[Records from a collection]
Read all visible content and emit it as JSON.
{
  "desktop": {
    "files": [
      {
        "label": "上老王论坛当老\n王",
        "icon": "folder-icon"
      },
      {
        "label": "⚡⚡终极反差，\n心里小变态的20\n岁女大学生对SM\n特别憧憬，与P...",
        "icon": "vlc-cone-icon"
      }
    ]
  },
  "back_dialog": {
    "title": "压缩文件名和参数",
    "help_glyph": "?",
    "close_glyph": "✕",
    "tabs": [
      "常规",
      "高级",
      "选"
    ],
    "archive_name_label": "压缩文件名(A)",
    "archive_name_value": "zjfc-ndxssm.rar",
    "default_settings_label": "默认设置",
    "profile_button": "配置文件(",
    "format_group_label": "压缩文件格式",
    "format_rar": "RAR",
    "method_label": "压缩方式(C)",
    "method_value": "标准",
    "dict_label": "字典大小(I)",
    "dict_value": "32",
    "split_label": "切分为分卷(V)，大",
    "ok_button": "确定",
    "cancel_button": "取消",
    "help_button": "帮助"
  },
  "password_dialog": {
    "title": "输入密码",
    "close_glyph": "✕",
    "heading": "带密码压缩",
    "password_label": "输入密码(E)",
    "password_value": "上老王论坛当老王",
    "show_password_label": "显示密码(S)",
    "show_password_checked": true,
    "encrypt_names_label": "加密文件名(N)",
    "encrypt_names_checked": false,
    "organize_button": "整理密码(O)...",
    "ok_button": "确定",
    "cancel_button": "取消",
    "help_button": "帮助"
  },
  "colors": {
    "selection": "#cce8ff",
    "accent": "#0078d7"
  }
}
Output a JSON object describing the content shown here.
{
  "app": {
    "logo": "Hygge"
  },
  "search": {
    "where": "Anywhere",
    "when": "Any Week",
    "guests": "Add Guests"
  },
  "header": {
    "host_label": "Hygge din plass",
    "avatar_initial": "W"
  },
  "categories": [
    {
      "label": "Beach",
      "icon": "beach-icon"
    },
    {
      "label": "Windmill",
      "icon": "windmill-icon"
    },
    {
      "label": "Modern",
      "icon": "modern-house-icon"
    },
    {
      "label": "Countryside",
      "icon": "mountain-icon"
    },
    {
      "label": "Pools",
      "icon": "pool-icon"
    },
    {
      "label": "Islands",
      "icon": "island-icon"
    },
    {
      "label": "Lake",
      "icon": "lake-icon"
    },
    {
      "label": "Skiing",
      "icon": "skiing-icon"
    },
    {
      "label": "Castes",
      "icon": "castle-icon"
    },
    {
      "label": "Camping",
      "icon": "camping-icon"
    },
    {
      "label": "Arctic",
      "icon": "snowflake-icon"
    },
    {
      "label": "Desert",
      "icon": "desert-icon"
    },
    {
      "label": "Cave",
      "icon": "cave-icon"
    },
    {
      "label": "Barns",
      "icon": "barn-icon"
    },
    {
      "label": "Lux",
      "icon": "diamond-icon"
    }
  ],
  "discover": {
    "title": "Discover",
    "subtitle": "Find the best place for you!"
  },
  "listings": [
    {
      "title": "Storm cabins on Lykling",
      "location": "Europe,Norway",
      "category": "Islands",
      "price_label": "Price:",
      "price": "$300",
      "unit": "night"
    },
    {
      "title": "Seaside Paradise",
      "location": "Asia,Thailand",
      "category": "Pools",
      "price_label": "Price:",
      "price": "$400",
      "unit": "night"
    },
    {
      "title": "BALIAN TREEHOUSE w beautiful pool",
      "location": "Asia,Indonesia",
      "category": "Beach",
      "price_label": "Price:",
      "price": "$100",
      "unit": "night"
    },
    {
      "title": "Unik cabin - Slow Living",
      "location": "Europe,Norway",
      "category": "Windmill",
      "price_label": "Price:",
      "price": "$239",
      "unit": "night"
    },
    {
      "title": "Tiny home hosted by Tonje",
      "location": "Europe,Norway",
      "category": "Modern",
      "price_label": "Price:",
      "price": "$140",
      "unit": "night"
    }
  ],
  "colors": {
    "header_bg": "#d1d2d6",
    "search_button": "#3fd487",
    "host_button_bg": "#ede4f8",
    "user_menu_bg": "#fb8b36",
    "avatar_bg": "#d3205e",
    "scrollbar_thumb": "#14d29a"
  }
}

#### The exercise:
Please restate the data word for word, every record included.

#### Answer to this problem:
Read all visible content and emit it as JSON.
{
  "desktop": {
    "files": [
      {
        "label": "上老王论坛当老\n王",
        "icon": "folder-icon"
      },
      {
        "label": "⚡⚡终极反差，\n心里小变态的20\n岁女大学生对SM\n特别憧憬，与P...",
        "icon": "vlc-cone-icon"
      }
    ]
  },
  "back_dialog": {
    "title": "压缩文件名和参数",
    "help_glyph": "?",
    "close_glyph": "✕",
    "tabs": [
      "常规",
      "高级",
      "选"
    ],
    "archive_name_label": "压缩文件名(A)",
    "archive_name_value": "zjfc-ndxssm.rar",
    "default_settings_label": "默认设置",
    "profile_button": "配置文件(",
    "format_group_label": "压缩文件格式",
    "format_rar": "RAR",
    "method_label": "压缩方式(C)",
    "method_value": "标准",
    "dict_label": "字典大小(I)",
    "dict_value": "32",
    "split_label": "切分为分卷(V)，大",
    "ok_button": "确定",
    "cancel_button": "取消",
    "help_button": "帮助"
  },
  "password_dialog": {
    "title": "输入密码",
    "close_glyph": "✕",
    "heading": "带密码压缩",
    "password_label": "输入密码(E)",
    "password_value": "上老王论坛当老王",
    "show_password_label": "显示密码(S)",
    "show_password_checked": true,
    "encrypt_names_label": "加密文件名(N)",
    "encrypt_names_checked": false,
    "organize_button": "整理密码(O)...",
    "ok_button": "确定",
    "cancel_button": "取消",
    "help_button": "帮助"
  },
  "colors": {
    "selection": "#cce8ff",
    "accent": "#0078d7"
  }
}
Output a JSON object describing the content shown here.
{
  "app": {
    "logo": "Hygge"
  },
  "search": {
    "where": "Anywhere",
    "when": "Any Week",
    "guests": "Add Guests"
  },
  "header": {
    "host_label": "Hygge din plass",
    "avatar_initial": "W"
  },
  "categories": [
    {
      "label": "Beach",
      "icon": "beach-icon"
    },
    {
      "label": "Windmill",
      "icon": "windmill-icon"
    },
    {
      "label": "Modern",
      "icon": "modern-house-icon"
    },
    {
      "label": "Countryside",
      "icon": "mountain-icon"
    },
    {
      "label": "Pools",
      "icon": "pool-icon"
    },
    {
      "label": "Islands",
      "icon": "island-icon"
    },
    {
      "label": "Lake",
      "icon": "lake-icon"
    },
    {
      "label": "Skiing",
      "icon": "skiing-icon"
    },
    {
      "label": "Castes",
      "icon": "castle-icon"
    },
    {
      "label": "Camping",
      "icon": "camping-icon"
    },
    {
      "label": "Arctic",
      "icon": "snowflake-icon"
    },
    {
      "label": "Desert",
      "icon": "desert-icon"
    },
    {
      "label": "Cave",
      "icon": "cave-icon"
    },
    {
      "label": "Barns",
      "icon": "barn-icon"
    },
    {
      "label": "Lux",
      "icon": "diamond-icon"
    }
  ],
  "discover": {
    "title": "Discover",
    "subtitle": "Find the best place for you!"
  },
  "listings": [
    {
      "title": "Storm cabins on Lykling",
      "location": "Europe,Norway",
      "category": "Islands",
      "price_label": "Price:",
      "price": "$300",
      "unit": "night"
    },
    {
      "title": "Seaside Paradise",
      "location": "Asia,Thailand",
      "category": "Pools",
      "price_label": "Price:",
      "price": "$400",
      "unit": "night"
    },
    {
      "title": "BALIAN TREEHOUSE w beautiful pool",
      "location": "Asia,Indonesia",
      "category": "Beach",
      "price_label": "Price:",
      "price": "$100",
      "unit": "night"
    },
    {
      "title": "Unik cabin - Slow Living",
      "location": "Europe,Norway",
      "category": "Windmill",
      "price_label": "Price:",
      "price": "$239",
      "unit": "night"
    },
    {
      "title": "Tiny home hosted by Tonje",
      "location": "Europe,Norway",
      "category": "Modern",
      "price_label": "Price:",
      "price": "$140",
      "unit": "night"
    }
  ],
  "colors": {
    "header_bg": "#d1d2d6",
    "search_button": "#3fd487",
    "host_button_bg": "#ede4f8",
    "user_menu_bg": "#fb8b36",
    "avatar_bg": "#d3205e",
    "scrollbar_thumb": "#14d29a"
  }
}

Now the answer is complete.